## Goal
Exclude the pictures, then repeat the remaining data exactly.

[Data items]
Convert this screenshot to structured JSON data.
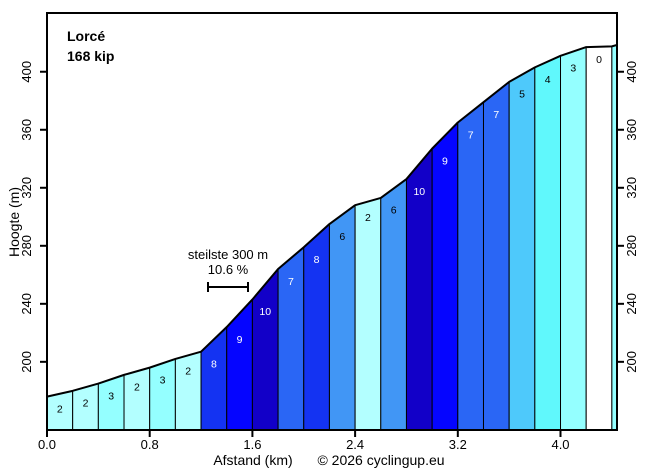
{
  "chart_data": {
    "type": "area",
    "title": "Lorcé",
    "subtitle": "168 kip",
    "xlabel": "Afstand (km)",
    "ylabel": "Hoogte (m)",
    "footer": "© 2026 cyclingup.eu",
    "grid": false,
    "legend": "none",
    "xlim_km": [
      0,
      4.44
    ],
    "ylim_m": [
      153,
      440.5
    ],
    "x_ticks": [
      {
        "km": 0.0,
        "label": "0.0"
      },
      {
        "km": 0.8,
        "label": "0.8"
      },
      {
        "km": 1.6,
        "label": "1.6"
      },
      {
        "km": 2.4,
        "label": "2.4"
      },
      {
        "km": 3.2,
        "label": "3.2"
      },
      {
        "km": 4.0,
        "label": "4.0"
      }
    ],
    "y_ticks": [
      {
        "m": 200,
        "label": "200"
      },
      {
        "m": 240,
        "label": "240"
      },
      {
        "m": 280,
        "label": "280"
      },
      {
        "m": 320,
        "label": "320"
      },
      {
        "m": 360,
        "label": "360"
      },
      {
        "m": 400,
        "label": "400"
      }
    ],
    "profile_km_elev": [
      [
        0.0,
        176
      ],
      [
        0.2,
        180
      ],
      [
        0.4,
        185
      ],
      [
        0.6,
        191
      ],
      [
        0.8,
        196
      ],
      [
        1.0,
        202
      ],
      [
        1.2,
        207
      ],
      [
        1.4,
        224
      ],
      [
        1.6,
        243
      ],
      [
        1.8,
        264
      ],
      [
        2.0,
        279
      ],
      [
        2.2,
        295
      ],
      [
        2.4,
        308
      ],
      [
        2.6,
        313
      ],
      [
        2.8,
        326
      ],
      [
        3.0,
        347
      ],
      [
        3.2,
        365
      ],
      [
        3.4,
        379
      ],
      [
        3.6,
        393
      ],
      [
        3.8,
        403
      ],
      [
        4.0,
        411
      ],
      [
        4.2,
        417
      ],
      [
        4.4,
        417.5
      ],
      [
        4.44,
        418.5
      ]
    ],
    "segments": [
      {
        "label": "2",
        "grade": 2
      },
      {
        "label": "2",
        "grade": 2
      },
      {
        "label": "3",
        "grade": 3
      },
      {
        "label": "2",
        "grade": 2
      },
      {
        "label": "3",
        "grade": 3
      },
      {
        "label": "2",
        "grade": 2
      },
      {
        "label": "8",
        "grade": 8
      },
      {
        "label": "9",
        "grade": 9
      },
      {
        "label": "10",
        "grade": 10
      },
      {
        "label": "7",
        "grade": 7
      },
      {
        "label": "8",
        "grade": 8
      },
      {
        "label": "6",
        "grade": 6
      },
      {
        "label": "2",
        "grade": 2
      },
      {
        "label": "6",
        "grade": 6
      },
      {
        "label": "10",
        "grade": 10
      },
      {
        "label": "9",
        "grade": 9
      },
      {
        "label": "7",
        "grade": 7
      },
      {
        "label": "7",
        "grade": 7
      },
      {
        "label": "5",
        "grade": 5
      },
      {
        "label": "4",
        "grade": 4
      },
      {
        "label": "3",
        "grade": 3
      },
      {
        "label": "0",
        "grade": 0
      },
      {
        "label": "",
        "grade": 3
      }
    ],
    "grade_colors": {
      "0": "#ffffff",
      "2": "#b3ffff",
      "3": "#94ffff",
      "4": "#60f8fc",
      "5": "#4ec9fb",
      "6": "#4196f5",
      "7": "#2a66f5",
      "8": "#1433f2",
      "9": "#0505ff",
      "10": "#1200c8"
    },
    "label_colors": {
      "dark_bar_text": "#ffffff",
      "light_bar_text": "#000000"
    },
    "annotation": {
      "line1": "steilste 300 m",
      "line2": "10.6 %",
      "span_km": 0.3
    }
  }
}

## Output of the task
Convert this screenshot to structured JSON data.
{
  "chart_data": {
    "type": "area",
    "title": "Lorcé",
    "subtitle": "168 kip",
    "xlabel": "Afstand (km)",
    "ylabel": "Hoogte (m)",
    "footer": "© 2026 cyclingup.eu",
    "grid": false,
    "legend": "none",
    "xlim_km": [
      0,
      4.44
    ],
    "ylim_m": [
      153,
      440.5
    ],
    "x_ticks": [
      {
        "km": 0.0,
        "label": "0.0"
      },
      {
        "km": 0.8,
        "label": "0.8"
      },
      {
        "km": 1.6,
        "label": "1.6"
      },
      {
        "km": 2.4,
        "label": "2.4"
      },
      {
        "km": 3.2,
        "label": "3.2"
      },
      {
        "km": 4.0,
        "label": "4.0"
      }
    ],
    "y_ticks": [
      {
        "m": 200,
        "label": "200"
      },
      {
        "m": 240,
        "label": "240"
      },
      {
        "m": 280,
        "label": "280"
      },
      {
        "m": 320,
        "label": "320"
      },
      {
        "m": 360,
        "label": "360"
      },
      {
        "m": 400,
        "label": "400"
      }
    ],
    "profile_km_elev": [
      [
        0.0,
        176
      ],
      [
        0.2,
        180
      ],
      [
        0.4,
        185
      ],
      [
        0.6,
        191
      ],
      [
        0.8,
        196
      ],
      [
        1.0,
        202
      ],
      [
        1.2,
        207
      ],
      [
        1.4,
        224
      ],
      [
        1.6,
        243
      ],
      [
        1.8,
        264
      ],
      [
        2.0,
        279
      ],
      [
        2.2,
        295
      ],
      [
        2.4,
        308
      ],
      [
        2.6,
        313
      ],
      [
        2.8,
        326
      ],
      [
        3.0,
        347
      ],
      [
        3.2,
        365
      ],
      [
        3.4,
        379
      ],
      [
        3.6,
        393
      ],
      [
        3.8,
        403
      ],
      [
        4.0,
        411
      ],
      [
        4.2,
        417
      ],
      [
        4.4,
        417.5
      ],
      [
        4.44,
        418.5
      ]
    ],
    "segments": [
      {
        "label": "2",
        "grade": 2
      },
      {
        "label": "2",
        "grade": 2
      },
      {
        "label": "3",
        "grade": 3
      },
      {
        "label": "2",
        "grade": 2
      },
      {
        "label": "3",
        "grade": 3
      },
      {
        "label": "2",
        "grade": 2
      },
      {
        "label": "8",
        "grade": 8
      },
      {
        "label": "9",
        "grade": 9
      },
      {
        "label": "10",
        "grade": 10
      },
      {
        "label": "7",
        "grade": 7
      },
      {
        "label": "8",
        "grade": 8
      },
      {
        "label": "6",
        "grade": 6
      },
      {
        "label": "2",
        "grade": 2
      },
      {
        "label": "6",
        "grade": 6
      },
      {
        "label": "10",
        "grade": 10
      },
      {
        "label": "9",
        "grade": 9
      },
      {
        "label": "7",
        "grade": 7
      },
      {
        "label": "7",
        "grade": 7
      },
      {
        "label": "5",
        "grade": 5
      },
      {
        "label": "4",
        "grade": 4
      },
      {
        "label": "3",
        "grade": 3
      },
      {
        "label": "0",
        "grade": 0
      },
      {
        "label": "",
        "grade": 3
      }
    ],
    "grade_colors": {
      "0": "#ffffff",
      "2": "#b3ffff",
      "3": "#94ffff",
      "4": "#60f8fc",
      "5": "#4ec9fb",
      "6": "#4196f5",
      "7": "#2a66f5",
      "8": "#1433f2",
      "9": "#0505ff",
      "10": "#1200c8"
    },
    "label_colors": {
      "dark_bar_text": "#ffffff",
      "light_bar_text": "#000000"
    },
    "annotation": {
      "line1": "steilste 300 m",
      "line2": "10.6 %",
      "span_km": 0.3
    }
  }
}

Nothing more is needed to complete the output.